● Dataset listings of figures:
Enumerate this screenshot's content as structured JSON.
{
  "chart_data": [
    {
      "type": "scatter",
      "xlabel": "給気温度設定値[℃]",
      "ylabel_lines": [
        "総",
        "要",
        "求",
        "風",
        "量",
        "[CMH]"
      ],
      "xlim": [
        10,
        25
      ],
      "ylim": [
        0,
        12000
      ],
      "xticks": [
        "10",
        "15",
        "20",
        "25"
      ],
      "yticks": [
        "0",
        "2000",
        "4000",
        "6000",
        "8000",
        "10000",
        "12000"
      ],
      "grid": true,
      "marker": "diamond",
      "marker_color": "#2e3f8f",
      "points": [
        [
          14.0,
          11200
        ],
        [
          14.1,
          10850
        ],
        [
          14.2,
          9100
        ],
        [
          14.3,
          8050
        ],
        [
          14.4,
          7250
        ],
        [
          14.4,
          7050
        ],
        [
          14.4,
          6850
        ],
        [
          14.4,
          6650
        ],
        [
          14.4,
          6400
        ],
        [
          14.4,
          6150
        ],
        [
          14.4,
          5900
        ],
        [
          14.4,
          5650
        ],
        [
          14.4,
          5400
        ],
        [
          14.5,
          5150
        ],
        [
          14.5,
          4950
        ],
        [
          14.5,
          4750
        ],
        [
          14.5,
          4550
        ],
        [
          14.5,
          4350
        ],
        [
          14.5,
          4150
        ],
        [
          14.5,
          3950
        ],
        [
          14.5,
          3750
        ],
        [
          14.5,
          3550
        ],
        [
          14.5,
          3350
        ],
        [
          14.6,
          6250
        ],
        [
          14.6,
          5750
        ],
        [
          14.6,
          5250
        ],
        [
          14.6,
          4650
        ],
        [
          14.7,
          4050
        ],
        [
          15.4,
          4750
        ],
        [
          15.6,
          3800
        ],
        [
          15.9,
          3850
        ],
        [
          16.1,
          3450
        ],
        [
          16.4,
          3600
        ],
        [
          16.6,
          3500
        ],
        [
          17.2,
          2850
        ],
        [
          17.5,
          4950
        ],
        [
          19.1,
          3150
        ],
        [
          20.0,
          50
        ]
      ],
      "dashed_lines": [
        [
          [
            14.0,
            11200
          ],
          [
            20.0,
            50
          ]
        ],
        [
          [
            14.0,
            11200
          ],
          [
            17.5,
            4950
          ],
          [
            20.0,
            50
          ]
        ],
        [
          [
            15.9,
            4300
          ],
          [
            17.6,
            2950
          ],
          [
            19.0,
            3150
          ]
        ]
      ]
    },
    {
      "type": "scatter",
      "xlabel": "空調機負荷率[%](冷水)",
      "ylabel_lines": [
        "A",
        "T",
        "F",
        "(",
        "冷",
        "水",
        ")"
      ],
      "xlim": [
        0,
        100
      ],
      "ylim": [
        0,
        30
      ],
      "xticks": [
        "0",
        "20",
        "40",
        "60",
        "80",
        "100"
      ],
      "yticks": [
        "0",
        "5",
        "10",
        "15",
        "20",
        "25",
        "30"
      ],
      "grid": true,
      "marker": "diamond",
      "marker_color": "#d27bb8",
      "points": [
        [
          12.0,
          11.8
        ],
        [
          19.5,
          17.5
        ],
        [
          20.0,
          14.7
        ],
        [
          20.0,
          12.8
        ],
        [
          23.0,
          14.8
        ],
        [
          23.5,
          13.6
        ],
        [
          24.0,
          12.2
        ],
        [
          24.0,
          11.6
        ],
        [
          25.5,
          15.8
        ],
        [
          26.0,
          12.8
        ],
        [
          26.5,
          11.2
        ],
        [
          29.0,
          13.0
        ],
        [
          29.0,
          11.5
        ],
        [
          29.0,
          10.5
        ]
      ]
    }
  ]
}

● Aim: Without leaving anything out, give the entries again exactly.

● Reply to the exercise:
Enumerate this screenshot's content as structured JSON.
{
  "chart_data": [
    {
      "type": "scatter",
      "xlabel": "給気温度設定値[℃]",
      "ylabel_lines": [
        "総",
        "要",
        "求",
        "風",
        "量",
        "[CMH]"
      ],
      "xlim": [
        10,
        25
      ],
      "ylim": [
        0,
        12000
      ],
      "xticks": [
        "10",
        "15",
        "20",
        "25"
      ],
      "yticks": [
        "0",
        "2000",
        "4000",
        "6000",
        "8000",
        "10000",
        "12000"
      ],
      "grid": true,
      "marker": "diamond",
      "marker_color": "#2e3f8f",
      "points": [
        [
          14.0,
          11200
        ],
        [
          14.1,
          10850
        ],
        [
          14.2,
          9100
        ],
        [
          14.3,
          8050
        ],
        [
          14.4,
          7250
        ],
        [
          14.4,
          7050
        ],
        [
          14.4,
          6850
        ],
        [
          14.4,
          6650
        ],
        [
          14.4,
          6400
        ],
        [
          14.4,
          6150
        ],
        [
          14.4,
          5900
        ],
        [
          14.4,
          5650
        ],
        [
          14.4,
          5400
        ],
        [
          14.5,
          5150
        ],
        [
          14.5,
          4950
        ],
        [
          14.5,
          4750
        ],
        [
          14.5,
          4550
        ],
        [
          14.5,
          4350
        ],
        [
          14.5,
          4150
        ],
        [
          14.5,
          3950
        ],
        [
          14.5,
          3750
        ],
        [
          14.5,
          3550
        ],
        [
          14.5,
          3350
        ],
        [
          14.6,
          6250
        ],
        [
          14.6,
          5750
        ],
        [
          14.6,
          5250
        ],
        [
          14.6,
          4650
        ],
        [
          14.7,
          4050
        ],
        [
          15.4,
          4750
        ],
        [
          15.6,
          3800
        ],
        [
          15.9,
          3850
        ],
        [
          16.1,
          3450
        ],
        [
          16.4,
          3600
        ],
        [
          16.6,
          3500
        ],
        [
          17.2,
          2850
        ],
        [
          17.5,
          4950
        ],
        [
          19.1,
          3150
        ],
        [
          20.0,
          50
        ]
      ],
      "dashed_lines": [
        [
          [
            14.0,
            11200
          ],
          [
            20.0,
            50
          ]
        ],
        [
          [
            14.0,
            11200
          ],
          [
            17.5,
            4950
          ],
          [
            20.0,
            50
          ]
        ],
        [
          [
            15.9,
            4300
          ],
          [
            17.6,
            2950
          ],
          [
            19.0,
            3150
          ]
        ]
      ]
    },
    {
      "type": "scatter",
      "xlabel": "空調機負荷率[%](冷水)",
      "ylabel_lines": [
        "A",
        "T",
        "F",
        "(",
        "冷",
        "水",
        ")"
      ],
      "xlim": [
        0,
        100
      ],
      "ylim": [
        0,
        30
      ],
      "xticks": [
        "0",
        "20",
        "40",
        "60",
        "80",
        "100"
      ],
      "yticks": [
        "0",
        "5",
        "10",
        "15",
        "20",
        "25",
        "30"
      ],
      "grid": true,
      "marker": "diamond",
      "marker_color": "#d27bb8",
      "points": [
        [
          12.0,
          11.8
        ],
        [
          19.5,
          17.5
        ],
        [
          20.0,
          14.7
        ],
        [
          20.0,
          12.8
        ],
        [
          23.0,
          14.8
        ],
        [
          23.5,
          13.6
        ],
        [
          24.0,
          12.2
        ],
        [
          24.0,
          11.6
        ],
        [
          25.5,
          15.8
        ],
        [
          26.0,
          12.8
        ],
        [
          26.5,
          11.2
        ],
        [
          29.0,
          13.0
        ],
        [
          29.0,
          11.5
        ],
        [
          29.0,
          10.5
        ]
      ]
    }
  ]
}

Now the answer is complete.